Job:
Take the entries below and print all of them exactly, please.

----------

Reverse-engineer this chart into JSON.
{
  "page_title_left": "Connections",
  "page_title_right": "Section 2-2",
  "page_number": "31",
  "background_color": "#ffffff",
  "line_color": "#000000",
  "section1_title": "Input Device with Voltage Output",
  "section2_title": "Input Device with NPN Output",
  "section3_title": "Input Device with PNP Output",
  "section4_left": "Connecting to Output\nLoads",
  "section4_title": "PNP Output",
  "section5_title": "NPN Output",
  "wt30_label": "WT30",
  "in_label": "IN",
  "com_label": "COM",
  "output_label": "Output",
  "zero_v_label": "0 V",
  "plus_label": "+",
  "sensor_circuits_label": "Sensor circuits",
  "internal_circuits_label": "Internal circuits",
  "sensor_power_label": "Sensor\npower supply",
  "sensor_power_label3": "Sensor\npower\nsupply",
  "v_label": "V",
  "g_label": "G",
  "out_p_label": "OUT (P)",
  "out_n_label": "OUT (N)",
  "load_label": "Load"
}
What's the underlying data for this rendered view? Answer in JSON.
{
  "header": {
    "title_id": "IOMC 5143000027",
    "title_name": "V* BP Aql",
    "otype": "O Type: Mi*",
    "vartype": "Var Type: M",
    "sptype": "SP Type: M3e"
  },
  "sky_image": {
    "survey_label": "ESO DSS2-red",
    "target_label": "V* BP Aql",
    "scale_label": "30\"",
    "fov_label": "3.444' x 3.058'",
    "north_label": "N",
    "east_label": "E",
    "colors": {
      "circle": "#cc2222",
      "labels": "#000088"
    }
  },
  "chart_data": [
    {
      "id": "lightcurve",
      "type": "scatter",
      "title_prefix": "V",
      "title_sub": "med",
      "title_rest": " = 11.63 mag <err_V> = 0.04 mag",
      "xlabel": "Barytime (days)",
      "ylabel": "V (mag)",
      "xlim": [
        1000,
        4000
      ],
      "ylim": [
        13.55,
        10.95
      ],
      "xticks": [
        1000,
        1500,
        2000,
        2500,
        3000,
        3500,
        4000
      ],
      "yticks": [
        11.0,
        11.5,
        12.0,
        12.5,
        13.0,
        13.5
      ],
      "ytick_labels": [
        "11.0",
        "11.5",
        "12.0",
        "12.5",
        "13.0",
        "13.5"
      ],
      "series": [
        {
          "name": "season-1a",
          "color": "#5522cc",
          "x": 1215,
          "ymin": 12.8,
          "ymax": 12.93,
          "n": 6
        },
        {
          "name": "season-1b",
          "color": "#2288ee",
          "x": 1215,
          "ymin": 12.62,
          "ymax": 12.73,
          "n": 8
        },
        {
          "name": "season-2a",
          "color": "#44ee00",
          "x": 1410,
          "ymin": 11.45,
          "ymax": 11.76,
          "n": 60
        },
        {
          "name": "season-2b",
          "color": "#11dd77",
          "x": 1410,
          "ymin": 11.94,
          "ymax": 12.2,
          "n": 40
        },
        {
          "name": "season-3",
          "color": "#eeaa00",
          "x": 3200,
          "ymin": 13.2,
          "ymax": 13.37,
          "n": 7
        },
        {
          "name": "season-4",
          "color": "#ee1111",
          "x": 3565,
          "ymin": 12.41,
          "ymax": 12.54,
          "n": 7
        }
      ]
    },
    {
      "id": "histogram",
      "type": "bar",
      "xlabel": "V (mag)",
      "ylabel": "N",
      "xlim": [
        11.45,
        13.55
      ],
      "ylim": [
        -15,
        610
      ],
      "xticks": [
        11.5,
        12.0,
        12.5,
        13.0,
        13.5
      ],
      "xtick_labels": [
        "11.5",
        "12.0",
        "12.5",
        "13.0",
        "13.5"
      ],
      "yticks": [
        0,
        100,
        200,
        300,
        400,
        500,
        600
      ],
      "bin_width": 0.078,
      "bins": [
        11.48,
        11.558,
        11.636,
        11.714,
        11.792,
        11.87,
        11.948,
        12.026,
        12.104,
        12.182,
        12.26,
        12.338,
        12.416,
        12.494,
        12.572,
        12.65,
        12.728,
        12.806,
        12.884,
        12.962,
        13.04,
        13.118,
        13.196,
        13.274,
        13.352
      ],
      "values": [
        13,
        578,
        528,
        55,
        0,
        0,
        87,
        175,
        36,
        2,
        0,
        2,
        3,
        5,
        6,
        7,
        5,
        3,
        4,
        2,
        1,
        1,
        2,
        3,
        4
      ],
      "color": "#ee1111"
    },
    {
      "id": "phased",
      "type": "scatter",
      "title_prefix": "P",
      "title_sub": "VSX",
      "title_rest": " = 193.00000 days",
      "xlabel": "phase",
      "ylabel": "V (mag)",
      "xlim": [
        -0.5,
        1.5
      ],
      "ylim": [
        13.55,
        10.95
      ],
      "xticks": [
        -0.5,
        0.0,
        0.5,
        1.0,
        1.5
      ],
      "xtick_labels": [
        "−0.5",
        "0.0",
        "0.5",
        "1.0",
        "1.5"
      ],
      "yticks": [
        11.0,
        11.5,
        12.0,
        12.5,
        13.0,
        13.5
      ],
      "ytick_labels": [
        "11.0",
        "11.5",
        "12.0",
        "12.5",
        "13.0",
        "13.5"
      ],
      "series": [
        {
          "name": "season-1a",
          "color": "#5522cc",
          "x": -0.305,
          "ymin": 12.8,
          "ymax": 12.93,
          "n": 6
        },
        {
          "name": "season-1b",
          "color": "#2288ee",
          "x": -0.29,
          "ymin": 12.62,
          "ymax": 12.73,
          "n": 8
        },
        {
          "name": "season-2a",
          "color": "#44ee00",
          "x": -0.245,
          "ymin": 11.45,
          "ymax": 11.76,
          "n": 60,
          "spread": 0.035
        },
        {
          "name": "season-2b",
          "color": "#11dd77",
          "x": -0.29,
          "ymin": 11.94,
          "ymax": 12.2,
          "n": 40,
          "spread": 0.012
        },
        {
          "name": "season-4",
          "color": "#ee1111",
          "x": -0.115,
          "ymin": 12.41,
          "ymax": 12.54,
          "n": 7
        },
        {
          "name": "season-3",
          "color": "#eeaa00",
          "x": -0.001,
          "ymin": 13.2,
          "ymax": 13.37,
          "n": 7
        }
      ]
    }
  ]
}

----------

Answer to this exercise:
Reverse-engineer this chart into JSON.
{
  "page_title_left": "Connections",
  "page_title_right": "Section 2-2",
  "page_number": "31",
  "background_color": "#ffffff",
  "line_color": "#000000",
  "section1_title": "Input Device with Voltage Output",
  "section2_title": "Input Device with NPN Output",
  "section3_title": "Input Device with PNP Output",
  "section4_left": "Connecting to Output\nLoads",
  "section4_title": "PNP Output",
  "section5_title": "NPN Output",
  "wt30_label": "WT30",
  "in_label": "IN",
  "com_label": "COM",
  "output_label": "Output",
  "zero_v_label": "0 V",
  "plus_label": "+",
  "sensor_circuits_label": "Sensor circuits",
  "internal_circuits_label": "Internal circuits",
  "sensor_power_label": "Sensor\npower supply",
  "sensor_power_label3": "Sensor\npower\nsupply",
  "v_label": "V",
  "g_label": "G",
  "out_p_label": "OUT (P)",
  "out_n_label": "OUT (N)",
  "load_label": "Load"
}
What's the underlying data for this rendered view? Answer in JSON.
{
  "header": {
    "title_id": "IOMC 5143000027",
    "title_name": "V* BP Aql",
    "otype": "O Type: Mi*",
    "vartype": "Var Type: M",
    "sptype": "SP Type: M3e"
  },
  "sky_image": {
    "survey_label": "ESO DSS2-red",
    "target_label": "V* BP Aql",
    "scale_label": "30\"",
    "fov_label": "3.444' x 3.058'",
    "north_label": "N",
    "east_label": "E",
    "colors": {
      "circle": "#cc2222",
      "labels": "#000088"
    }
  },
  "chart_data": [
    {
      "id": "lightcurve",
      "type": "scatter",
      "title_prefix": "V",
      "title_sub": "med",
      "title_rest": " = 11.63 mag <err_V> = 0.04 mag",
      "xlabel": "Barytime (days)",
      "ylabel": "V (mag)",
      "xlim": [
        1000,
        4000
      ],
      "ylim": [
        13.55,
        10.95
      ],
      "xticks": [
        1000,
        1500,
        2000,
        2500,
        3000,
        3500,
        4000
      ],
      "yticks": [
        11.0,
        11.5,
        12.0,
        12.5,
        13.0,
        13.5
      ],
      "ytick_labels": [
        "11.0",
        "11.5",
        "12.0",
        "12.5",
        "13.0",
        "13.5"
      ],
      "series": [
        {
          "name": "season-1a",
          "color": "#5522cc",
          "x": 1215,
          "ymin": 12.8,
          "ymax": 12.93,
          "n": 6
        },
        {
          "name": "season-1b",
          "color": "#2288ee",
          "x": 1215,
          "ymin": 12.62,
          "ymax": 12.73,
          "n": 8
        },
        {
          "name": "season-2a",
          "color": "#44ee00",
          "x": 1410,
          "ymin": 11.45,
          "ymax": 11.76,
          "n": 60
        },
        {
          "name": "season-2b",
          "color": "#11dd77",
          "x": 1410,
          "ymin": 11.94,
          "ymax": 12.2,
          "n": 40
        },
        {
          "name": "season-3",
          "color": "#eeaa00",
          "x": 3200,
          "ymin": 13.2,
          "ymax": 13.37,
          "n": 7
        },
        {
          "name": "season-4",
          "color": "#ee1111",
          "x": 3565,
          "ymin": 12.41,
          "ymax": 12.54,
          "n": 7
        }
      ]
    },
    {
      "id": "histogram",
      "type": "bar",
      "xlabel": "V (mag)",
      "ylabel": "N",
      "xlim": [
        11.45,
        13.55
      ],
      "ylim": [
        -15,
        610
      ],
      "xticks": [
        11.5,
        12.0,
        12.5,
        13.0,
        13.5
      ],
      "xtick_labels": [
        "11.5",
        "12.0",
        "12.5",
        "13.0",
        "13.5"
      ],
      "yticks": [
        0,
        100,
        200,
        300,
        400,
        500,
        600
      ],
      "bin_width": 0.078,
      "bins": [
        11.48,
        11.558,
        11.636,
        11.714,
        11.792,
        11.87,
        11.948,
        12.026,
        12.104,
        12.182,
        12.26,
        12.338,
        12.416,
        12.494,
        12.572,
        12.65,
        12.728,
        12.806,
        12.884,
        12.962,
        13.04,
        13.118,
        13.196,
        13.274,
        13.352
      ],
      "values": [
        13,
        578,
        528,
        55,
        0,
        0,
        87,
        175,
        36,
        2,
        0,
        2,
        3,
        5,
        6,
        7,
        5,
        3,
        4,
        2,
        1,
        1,
        2,
        3,
        4
      ],
      "color": "#ee1111"
    },
    {
      "id": "phased",
      "type": "scatter",
      "title_prefix": "P",
      "title_sub": "VSX",
      "title_rest": " = 193.00000 days",
      "xlabel": "phase",
      "ylabel": "V (mag)",
      "xlim": [
        -0.5,
        1.5
      ],
      "ylim": [
        13.55,
        10.95
      ],
      "xticks": [
        -0.5,
        0.0,
        0.5,
        1.0,
        1.5
      ],
      "xtick_labels": [
        "−0.5",
        "0.0",
        "0.5",
        "1.0",
        "1.5"
      ],
      "yticks": [
        11.0,
        11.5,
        12.0,
        12.5,
        13.0,
        13.5
      ],
      "ytick_labels": [
        "11.0",
        "11.5",
        "12.0",
        "12.5",
        "13.0",
        "13.5"
      ],
      "series": [
        {
          "name": "season-1a",
          "color": "#5522cc",
          "x": -0.305,
          "ymin": 12.8,
          "ymax": 12.93,
          "n": 6
        },
        {
          "name": "season-1b",
          "color": "#2288ee",
          "x": -0.29,
          "ymin": 12.62,
          "ymax": 12.73,
          "n": 8
        },
        {
          "name": "season-2a",
          "color": "#44ee00",
          "x": -0.245,
          "ymin": 11.45,
          "ymax": 11.76,
          "n": 60,
          "spread": 0.035
        },
        {
          "name": "season-2b",
          "color": "#11dd77",
          "x": -0.29,
          "ymin": 11.94,
          "ymax": 12.2,
          "n": 40,
          "spread": 0.012
        },
        {
          "name": "season-4",
          "color": "#ee1111",
          "x": -0.115,
          "ymin": 12.41,
          "ymax": 12.54,
          "n": 7
        },
        {
          "name": "season-3",
          "color": "#eeaa00",
          "x": -0.001,
          "ymin": 13.2,
          "ymax": 13.37,
          "n": 7
        }
      ]
    }
  ]
}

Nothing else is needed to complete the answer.